* _Data shown_
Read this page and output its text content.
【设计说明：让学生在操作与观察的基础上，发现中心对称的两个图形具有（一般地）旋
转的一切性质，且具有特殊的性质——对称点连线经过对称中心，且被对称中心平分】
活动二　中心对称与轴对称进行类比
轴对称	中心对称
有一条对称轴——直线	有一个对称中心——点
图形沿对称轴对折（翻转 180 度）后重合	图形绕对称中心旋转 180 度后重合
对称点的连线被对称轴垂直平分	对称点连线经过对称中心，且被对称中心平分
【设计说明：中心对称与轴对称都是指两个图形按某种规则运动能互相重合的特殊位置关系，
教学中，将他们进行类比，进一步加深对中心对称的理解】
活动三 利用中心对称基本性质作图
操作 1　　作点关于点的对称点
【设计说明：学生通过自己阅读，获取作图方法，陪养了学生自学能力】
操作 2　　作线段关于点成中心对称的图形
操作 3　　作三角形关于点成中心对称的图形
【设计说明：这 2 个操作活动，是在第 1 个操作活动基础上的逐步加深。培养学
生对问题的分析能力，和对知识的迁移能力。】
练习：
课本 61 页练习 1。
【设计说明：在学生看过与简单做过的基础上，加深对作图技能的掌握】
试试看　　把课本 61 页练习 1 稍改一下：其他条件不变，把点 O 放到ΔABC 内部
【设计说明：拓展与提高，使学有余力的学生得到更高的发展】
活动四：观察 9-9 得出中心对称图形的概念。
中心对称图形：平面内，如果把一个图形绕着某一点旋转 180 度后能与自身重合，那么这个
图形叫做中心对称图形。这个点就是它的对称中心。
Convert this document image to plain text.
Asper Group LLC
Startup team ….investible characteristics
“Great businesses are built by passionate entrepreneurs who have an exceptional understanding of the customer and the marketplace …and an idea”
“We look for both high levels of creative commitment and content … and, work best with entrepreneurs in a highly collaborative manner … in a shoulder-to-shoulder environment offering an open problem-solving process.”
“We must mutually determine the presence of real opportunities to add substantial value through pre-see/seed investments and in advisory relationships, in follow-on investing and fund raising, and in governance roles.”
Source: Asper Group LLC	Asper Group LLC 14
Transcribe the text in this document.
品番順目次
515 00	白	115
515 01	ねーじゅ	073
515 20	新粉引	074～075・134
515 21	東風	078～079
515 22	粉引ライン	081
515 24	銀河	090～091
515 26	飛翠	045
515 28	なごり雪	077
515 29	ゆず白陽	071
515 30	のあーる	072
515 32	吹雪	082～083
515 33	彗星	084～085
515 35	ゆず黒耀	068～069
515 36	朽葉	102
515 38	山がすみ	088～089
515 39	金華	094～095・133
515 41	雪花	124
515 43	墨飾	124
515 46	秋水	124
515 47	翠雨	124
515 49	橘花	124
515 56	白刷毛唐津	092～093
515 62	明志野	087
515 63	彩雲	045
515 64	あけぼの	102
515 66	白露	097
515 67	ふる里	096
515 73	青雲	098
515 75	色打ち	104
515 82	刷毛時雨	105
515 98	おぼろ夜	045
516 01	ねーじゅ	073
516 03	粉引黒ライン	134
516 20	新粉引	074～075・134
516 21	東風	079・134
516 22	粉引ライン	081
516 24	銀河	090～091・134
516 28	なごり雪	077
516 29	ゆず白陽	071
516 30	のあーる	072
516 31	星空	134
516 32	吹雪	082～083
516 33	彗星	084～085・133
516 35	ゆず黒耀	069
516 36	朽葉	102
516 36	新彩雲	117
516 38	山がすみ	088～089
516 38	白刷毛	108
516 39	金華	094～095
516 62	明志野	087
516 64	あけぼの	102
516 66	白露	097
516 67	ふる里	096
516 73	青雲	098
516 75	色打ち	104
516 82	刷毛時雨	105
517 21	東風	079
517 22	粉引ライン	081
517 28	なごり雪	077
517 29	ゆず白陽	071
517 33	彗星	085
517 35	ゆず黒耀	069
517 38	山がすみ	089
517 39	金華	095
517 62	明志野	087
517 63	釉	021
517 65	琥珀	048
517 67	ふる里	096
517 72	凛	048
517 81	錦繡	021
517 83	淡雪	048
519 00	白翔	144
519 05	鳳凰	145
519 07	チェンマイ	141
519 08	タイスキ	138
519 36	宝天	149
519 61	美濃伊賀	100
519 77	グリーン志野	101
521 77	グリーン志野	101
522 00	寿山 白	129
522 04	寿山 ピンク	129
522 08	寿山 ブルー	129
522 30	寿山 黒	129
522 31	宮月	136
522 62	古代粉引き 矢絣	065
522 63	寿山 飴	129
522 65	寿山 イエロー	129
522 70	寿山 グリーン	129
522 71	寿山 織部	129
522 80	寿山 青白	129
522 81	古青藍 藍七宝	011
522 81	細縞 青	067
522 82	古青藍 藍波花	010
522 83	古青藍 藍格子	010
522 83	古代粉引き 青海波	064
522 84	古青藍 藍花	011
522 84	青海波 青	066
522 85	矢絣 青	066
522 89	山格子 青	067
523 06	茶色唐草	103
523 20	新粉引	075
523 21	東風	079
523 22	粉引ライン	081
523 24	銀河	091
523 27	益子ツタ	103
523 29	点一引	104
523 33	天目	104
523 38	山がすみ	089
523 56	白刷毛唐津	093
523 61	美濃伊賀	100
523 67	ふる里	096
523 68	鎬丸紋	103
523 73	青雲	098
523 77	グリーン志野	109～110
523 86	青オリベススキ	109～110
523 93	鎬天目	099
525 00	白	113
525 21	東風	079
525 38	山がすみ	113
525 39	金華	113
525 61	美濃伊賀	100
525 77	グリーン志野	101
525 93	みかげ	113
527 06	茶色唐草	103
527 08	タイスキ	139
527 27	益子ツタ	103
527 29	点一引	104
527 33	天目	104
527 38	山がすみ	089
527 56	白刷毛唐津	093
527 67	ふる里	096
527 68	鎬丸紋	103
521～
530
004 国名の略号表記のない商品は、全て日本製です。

* _What the task asks_
Print every entry exactly as it appears.

* _Task answer_
Read this page and output its text content.
【设计说明：让学生在操作与观察的基础上，发现中心对称的两个图形具有（一般地）旋
转的一切性质，且具有特殊的性质——对称点连线经过对称中心，且被对称中心平分】
活动二　中心对称与轴对称进行类比
轴对称	中心对称
有一条对称轴——直线	有一个对称中心——点
图形沿对称轴对折（翻转 180 度）后重合	图形绕对称中心旋转 180 度后重合
对称点的连线被对称轴垂直平分	对称点连线经过对称中心，且被对称中心平分
【设计说明：中心对称与轴对称都是指两个图形按某种规则运动能互相重合的特殊位置关系，
教学中，将他们进行类比，进一步加深对中心对称的理解】
活动三 利用中心对称基本性质作图
操作 1　　作点关于点的对称点
【设计说明：学生通过自己阅读，获取作图方法，陪养了学生自学能力】
操作 2　　作线段关于点成中心对称的图形
操作 3　　作三角形关于点成中心对称的图形
【设计说明：这 2 个操作活动，是在第 1 个操作活动基础上的逐步加深。培养学
生对问题的分析能力，和对知识的迁移能力。】
练习：
课本 61 页练习 1。
【设计说明：在学生看过与简单做过的基础上，加深对作图技能的掌握】
试试看　　把课本 61 页练习 1 稍改一下：其他条件不变，把点 O 放到ΔABC 内部
【设计说明：拓展与提高，使学有余力的学生得到更高的发展】
活动四：观察 9-9 得出中心对称图形的概念。
中心对称图形：平面内，如果把一个图形绕着某一点旋转 180 度后能与自身重合，那么这个
图形叫做中心对称图形。这个点就是它的对称中心。
Convert this document image to plain text.
Asper Group LLC
Startup team ….investible characteristics
“Great businesses are built by passionate entrepreneurs who have an exceptional understanding of the customer and the marketplace …and an idea”
“We look for both high levels of creative commitment and content … and, work best with entrepreneurs in a highly collaborative manner … in a shoulder-to-shoulder environment offering an open problem-solving process.”
“We must mutually determine the presence of real opportunities to add substantial value through pre-see/seed investments and in advisory relationships, in follow-on investing and fund raising, and in governance roles.”
Source: Asper Group LLC	Asper Group LLC 14
Transcribe the text in this document.
品番順目次
515 00	白	115
515 01	ねーじゅ	073
515 20	新粉引	074～075・134
515 21	東風	078～079
515 22	粉引ライン	081
515 24	銀河	090～091
515 26	飛翠	045
515 28	なごり雪	077
515 29	ゆず白陽	071
515 30	のあーる	072
515 32	吹雪	082～083
515 33	彗星	084～085
515 35	ゆず黒耀	068～069
515 36	朽葉	102
515 38	山がすみ	088～089
515 39	金華	094～095・133
515 41	雪花	124
515 43	墨飾	124
515 46	秋水	124
515 47	翠雨	124
515 49	橘花	124
515 56	白刷毛唐津	092～093
515 62	明志野	087
515 63	彩雲	045
515 64	あけぼの	102
515 66	白露	097
515 67	ふる里	096
515 73	青雲	098
515 75	色打ち	104
515 82	刷毛時雨	105
515 98	おぼろ夜	045
516 01	ねーじゅ	073
516 03	粉引黒ライン	134
516 20	新粉引	074～075・134
516 21	東風	079・134
516 22	粉引ライン	081
516 24	銀河	090～091・134
516 28	なごり雪	077
516 29	ゆず白陽	071
516 30	のあーる	072
516 31	星空	134
516 32	吹雪	082～083
516 33	彗星	084～085・133
516 35	ゆず黒耀	069
516 36	朽葉	102
516 36	新彩雲	117
516 38	山がすみ	088～089
516 38	白刷毛	108
516 39	金華	094～095
516 62	明志野	087
516 64	あけぼの	102
516 66	白露	097
516 67	ふる里	096
516 73	青雲	098
516 75	色打ち	104
516 82	刷毛時雨	105
517 21	東風	079
517 22	粉引ライン	081
517 28	なごり雪	077
517 29	ゆず白陽	071
517 33	彗星	085
517 35	ゆず黒耀	069
517 38	山がすみ	089
517 39	金華	095
517 62	明志野	087
517 63	釉	021
517 65	琥珀	048
517 67	ふる里	096
517 72	凛	048
517 81	錦繡	021
517 83	淡雪	048
519 00	白翔	144
519 05	鳳凰	145
519 07	チェンマイ	141
519 08	タイスキ	138
519 36	宝天	149
519 61	美濃伊賀	100
519 77	グリーン志野	101
521 77	グリーン志野	101
522 00	寿山 白	129
522 04	寿山 ピンク	129
522 08	寿山 ブルー	129
522 30	寿山 黒	129
522 31	宮月	136
522 62	古代粉引き 矢絣	065
522 63	寿山 飴	129
522 65	寿山 イエロー	129
522 70	寿山 グリーン	129
522 71	寿山 織部	129
522 80	寿山 青白	129
522 81	古青藍 藍七宝	011
522 81	細縞 青	067
522 82	古青藍 藍波花	010
522 83	古青藍 藍格子	010
522 83	古代粉引き 青海波	064
522 84	古青藍 藍花	011
522 84	青海波 青	066
522 85	矢絣 青	066
522 89	山格子 青	067
523 06	茶色唐草	103
523 20	新粉引	075
523 21	東風	079
523 22	粉引ライン	081
523 24	銀河	091
523 27	益子ツタ	103
523 29	点一引	104
523 33	天目	104
523 38	山がすみ	089
523 56	白刷毛唐津	093
523 61	美濃伊賀	100
523 67	ふる里	096
523 68	鎬丸紋	103
523 73	青雲	098
523 77	グリーン志野	109～110
523 86	青オリベススキ	109～110
523 93	鎬天目	099
525 00	白	113
525 21	東風	079
525 38	山がすみ	113
525 39	金華	113
525 61	美濃伊賀	100
525 77	グリーン志野	101
525 93	みかげ	113
527 06	茶色唐草	103
527 08	タイスキ	139
527 27	益子ツタ	103
527 29	点一引	104
527 33	天目	104
527 38	山がすみ	089
527 56	白刷毛唐津	093
527 67	ふる里	096
527 68	鎬丸紋	103
521～
530
004 国名の略号表記のない商品は、全て日本製です。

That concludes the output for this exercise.